>> start Text segment
Accepted. In pre-ECIS conference Global Sourcing Management Workshop. Verona, Italy. June 2009
A Systematic Approach to Optimise Management
in Global Sourcing Relationships
María Laura Ponisio ml@ponisio.com
University of Twente, Department of Computer Science, The Netherlands
Despite a large number of studies, global IT sourcing projects are, in practice, performed ad-hoc and rely mostly on the manager’s experience.
We had access to ten software development outsourcing projects in four representative companies (two large, one medium and one small) with different approaches to orchestrate outsourcing projects. In our case studies, we have observed that despite the many concepts and best practices that can be used to improve project management (such as software cost estimation models (e.g., COCOMO), development process frameworks (e.g., RUP), maturity models (e.g., CMMI), governance models (e.g., Cobit), and project management methods (e.g., Prince2), practitioners find it unclear which mechanisms are effective to control IT outsourcing projects.
>> end Text segment
What to work on ->
Reproduce word for word the passage of the global sourcing text that begins with the words "Accepted. In pre-ECIS" and stops after "the manager’s experience.".
>> start Raw data
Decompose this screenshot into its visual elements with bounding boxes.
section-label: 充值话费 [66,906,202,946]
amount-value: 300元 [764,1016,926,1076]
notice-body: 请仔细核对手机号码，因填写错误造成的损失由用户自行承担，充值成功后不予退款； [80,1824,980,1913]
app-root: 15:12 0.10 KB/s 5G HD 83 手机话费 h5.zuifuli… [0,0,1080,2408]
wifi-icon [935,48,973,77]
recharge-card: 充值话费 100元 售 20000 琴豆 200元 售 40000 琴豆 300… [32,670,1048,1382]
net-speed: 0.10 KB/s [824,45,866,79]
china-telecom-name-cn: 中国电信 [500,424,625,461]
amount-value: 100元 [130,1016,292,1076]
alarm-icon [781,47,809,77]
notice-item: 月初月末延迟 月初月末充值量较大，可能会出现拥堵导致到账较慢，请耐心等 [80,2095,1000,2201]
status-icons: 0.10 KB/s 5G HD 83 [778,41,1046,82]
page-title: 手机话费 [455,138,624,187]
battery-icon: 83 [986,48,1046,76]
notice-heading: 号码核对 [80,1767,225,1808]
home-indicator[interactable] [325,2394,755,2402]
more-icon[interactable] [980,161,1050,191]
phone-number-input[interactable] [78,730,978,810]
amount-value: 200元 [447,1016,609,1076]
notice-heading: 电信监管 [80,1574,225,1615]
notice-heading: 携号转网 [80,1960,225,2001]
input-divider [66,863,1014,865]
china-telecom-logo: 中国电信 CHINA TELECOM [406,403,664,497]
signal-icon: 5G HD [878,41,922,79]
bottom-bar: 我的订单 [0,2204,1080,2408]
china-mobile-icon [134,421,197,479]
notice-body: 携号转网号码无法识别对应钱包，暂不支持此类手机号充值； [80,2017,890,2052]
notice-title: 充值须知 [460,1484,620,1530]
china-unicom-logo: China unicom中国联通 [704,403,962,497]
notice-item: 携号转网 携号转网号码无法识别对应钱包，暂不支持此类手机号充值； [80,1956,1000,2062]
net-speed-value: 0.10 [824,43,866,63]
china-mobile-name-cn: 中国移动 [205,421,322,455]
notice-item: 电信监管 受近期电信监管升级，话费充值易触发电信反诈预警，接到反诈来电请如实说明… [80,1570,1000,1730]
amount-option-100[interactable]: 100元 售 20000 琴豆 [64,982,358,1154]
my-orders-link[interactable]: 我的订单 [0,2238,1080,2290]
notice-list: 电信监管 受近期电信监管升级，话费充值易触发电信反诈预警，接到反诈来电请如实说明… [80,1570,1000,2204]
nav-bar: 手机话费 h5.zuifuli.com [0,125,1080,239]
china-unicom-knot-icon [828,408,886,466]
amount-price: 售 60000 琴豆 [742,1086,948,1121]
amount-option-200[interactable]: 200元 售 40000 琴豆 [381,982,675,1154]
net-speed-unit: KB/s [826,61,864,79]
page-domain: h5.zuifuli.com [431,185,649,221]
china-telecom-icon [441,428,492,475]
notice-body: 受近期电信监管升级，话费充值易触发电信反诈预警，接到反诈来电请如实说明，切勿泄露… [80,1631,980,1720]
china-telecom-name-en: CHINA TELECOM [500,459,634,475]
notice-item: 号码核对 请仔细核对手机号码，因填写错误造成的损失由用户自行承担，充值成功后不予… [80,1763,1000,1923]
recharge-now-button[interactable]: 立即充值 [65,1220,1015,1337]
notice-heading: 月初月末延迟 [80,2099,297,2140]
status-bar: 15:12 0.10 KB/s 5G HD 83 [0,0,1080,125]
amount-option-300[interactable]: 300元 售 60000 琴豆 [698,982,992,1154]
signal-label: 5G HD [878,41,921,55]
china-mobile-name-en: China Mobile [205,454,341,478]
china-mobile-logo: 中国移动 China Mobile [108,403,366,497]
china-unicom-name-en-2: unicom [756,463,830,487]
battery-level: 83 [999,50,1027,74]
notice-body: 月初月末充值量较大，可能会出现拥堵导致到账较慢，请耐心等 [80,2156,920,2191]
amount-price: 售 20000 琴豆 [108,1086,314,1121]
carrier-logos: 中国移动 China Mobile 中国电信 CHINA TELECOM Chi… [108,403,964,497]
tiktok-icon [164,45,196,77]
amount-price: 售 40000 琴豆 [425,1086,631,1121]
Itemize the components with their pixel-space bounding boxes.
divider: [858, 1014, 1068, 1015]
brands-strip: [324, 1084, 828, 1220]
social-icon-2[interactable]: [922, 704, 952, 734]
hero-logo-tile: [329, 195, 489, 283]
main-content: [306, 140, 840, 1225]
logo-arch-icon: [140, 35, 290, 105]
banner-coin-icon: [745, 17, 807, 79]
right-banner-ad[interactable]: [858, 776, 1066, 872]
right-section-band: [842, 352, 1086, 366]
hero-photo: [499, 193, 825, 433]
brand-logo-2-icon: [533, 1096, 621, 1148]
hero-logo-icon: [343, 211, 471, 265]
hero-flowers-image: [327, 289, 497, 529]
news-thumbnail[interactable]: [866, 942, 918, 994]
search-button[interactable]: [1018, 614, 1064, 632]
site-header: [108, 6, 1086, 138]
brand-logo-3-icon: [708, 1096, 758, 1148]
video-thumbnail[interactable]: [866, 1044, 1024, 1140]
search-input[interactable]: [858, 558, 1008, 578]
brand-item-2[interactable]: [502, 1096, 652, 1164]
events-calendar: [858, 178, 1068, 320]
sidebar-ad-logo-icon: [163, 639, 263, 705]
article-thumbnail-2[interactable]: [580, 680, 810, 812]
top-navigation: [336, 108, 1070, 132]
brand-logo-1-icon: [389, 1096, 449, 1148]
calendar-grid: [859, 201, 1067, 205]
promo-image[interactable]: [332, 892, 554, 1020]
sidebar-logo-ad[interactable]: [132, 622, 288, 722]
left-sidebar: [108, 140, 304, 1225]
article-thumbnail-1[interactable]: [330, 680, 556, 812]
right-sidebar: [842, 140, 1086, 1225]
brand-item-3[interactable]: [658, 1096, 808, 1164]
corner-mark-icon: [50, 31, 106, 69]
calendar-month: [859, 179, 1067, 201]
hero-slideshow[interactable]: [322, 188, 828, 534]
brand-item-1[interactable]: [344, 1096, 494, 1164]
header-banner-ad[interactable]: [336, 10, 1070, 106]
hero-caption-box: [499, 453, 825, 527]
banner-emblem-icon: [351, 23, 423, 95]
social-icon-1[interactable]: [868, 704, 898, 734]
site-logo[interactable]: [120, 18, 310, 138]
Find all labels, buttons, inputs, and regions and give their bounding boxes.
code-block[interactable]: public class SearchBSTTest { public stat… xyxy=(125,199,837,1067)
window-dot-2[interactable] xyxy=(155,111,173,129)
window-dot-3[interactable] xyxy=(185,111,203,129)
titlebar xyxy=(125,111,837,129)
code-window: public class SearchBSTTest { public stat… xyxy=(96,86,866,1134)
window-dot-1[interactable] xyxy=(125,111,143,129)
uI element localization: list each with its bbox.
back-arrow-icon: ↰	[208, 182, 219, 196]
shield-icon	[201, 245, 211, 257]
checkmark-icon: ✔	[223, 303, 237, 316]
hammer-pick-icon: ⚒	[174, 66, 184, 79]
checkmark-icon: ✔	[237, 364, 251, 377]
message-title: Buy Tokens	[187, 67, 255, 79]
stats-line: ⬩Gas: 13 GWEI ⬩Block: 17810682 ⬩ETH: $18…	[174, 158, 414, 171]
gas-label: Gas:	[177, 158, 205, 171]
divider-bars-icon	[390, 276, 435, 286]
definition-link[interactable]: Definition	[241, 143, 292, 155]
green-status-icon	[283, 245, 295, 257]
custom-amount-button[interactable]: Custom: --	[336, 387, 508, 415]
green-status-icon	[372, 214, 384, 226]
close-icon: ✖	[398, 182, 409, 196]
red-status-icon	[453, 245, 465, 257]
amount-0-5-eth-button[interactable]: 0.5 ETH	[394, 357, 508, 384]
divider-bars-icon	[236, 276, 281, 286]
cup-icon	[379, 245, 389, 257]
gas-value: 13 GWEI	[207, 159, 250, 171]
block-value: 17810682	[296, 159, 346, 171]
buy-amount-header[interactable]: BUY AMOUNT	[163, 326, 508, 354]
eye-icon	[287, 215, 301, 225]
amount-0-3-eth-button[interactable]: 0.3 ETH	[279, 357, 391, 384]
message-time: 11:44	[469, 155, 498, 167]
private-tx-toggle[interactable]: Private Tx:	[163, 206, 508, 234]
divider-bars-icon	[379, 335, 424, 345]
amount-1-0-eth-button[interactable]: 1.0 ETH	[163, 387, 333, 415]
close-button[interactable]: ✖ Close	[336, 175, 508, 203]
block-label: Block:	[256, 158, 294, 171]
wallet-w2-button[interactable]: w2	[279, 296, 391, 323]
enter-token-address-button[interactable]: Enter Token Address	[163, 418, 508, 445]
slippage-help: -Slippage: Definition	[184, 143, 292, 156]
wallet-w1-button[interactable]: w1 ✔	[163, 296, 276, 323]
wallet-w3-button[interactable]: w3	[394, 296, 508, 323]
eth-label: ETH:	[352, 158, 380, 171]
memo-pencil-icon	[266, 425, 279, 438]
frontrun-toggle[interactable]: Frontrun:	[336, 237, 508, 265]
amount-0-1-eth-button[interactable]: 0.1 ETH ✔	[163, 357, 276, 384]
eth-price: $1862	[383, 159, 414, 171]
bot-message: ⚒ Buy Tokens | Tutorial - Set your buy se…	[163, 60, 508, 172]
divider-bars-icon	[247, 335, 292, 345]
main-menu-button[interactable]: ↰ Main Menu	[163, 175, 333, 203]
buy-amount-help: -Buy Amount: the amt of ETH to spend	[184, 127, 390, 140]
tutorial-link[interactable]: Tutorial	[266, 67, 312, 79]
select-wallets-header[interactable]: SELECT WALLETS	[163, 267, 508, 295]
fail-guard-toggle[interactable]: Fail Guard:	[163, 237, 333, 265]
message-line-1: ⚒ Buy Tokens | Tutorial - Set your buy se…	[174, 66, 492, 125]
>> end Raw data
Answer to the exercise ->
Accepted. In pre-ECIS conference Global Sourcing Management Workshop. Verona, Italy. June 2009
A Systematic Approach to Optimise Management
in Global Sourcing Relationships
María Laura Ponisio ml@ponisio.com
University of Twente, Department of Computer Science, The Netherlands
Despite a large number of studies, global IT sourcing projects are, in practice, performed ad-hoc and rely mostly on the manager’s experience.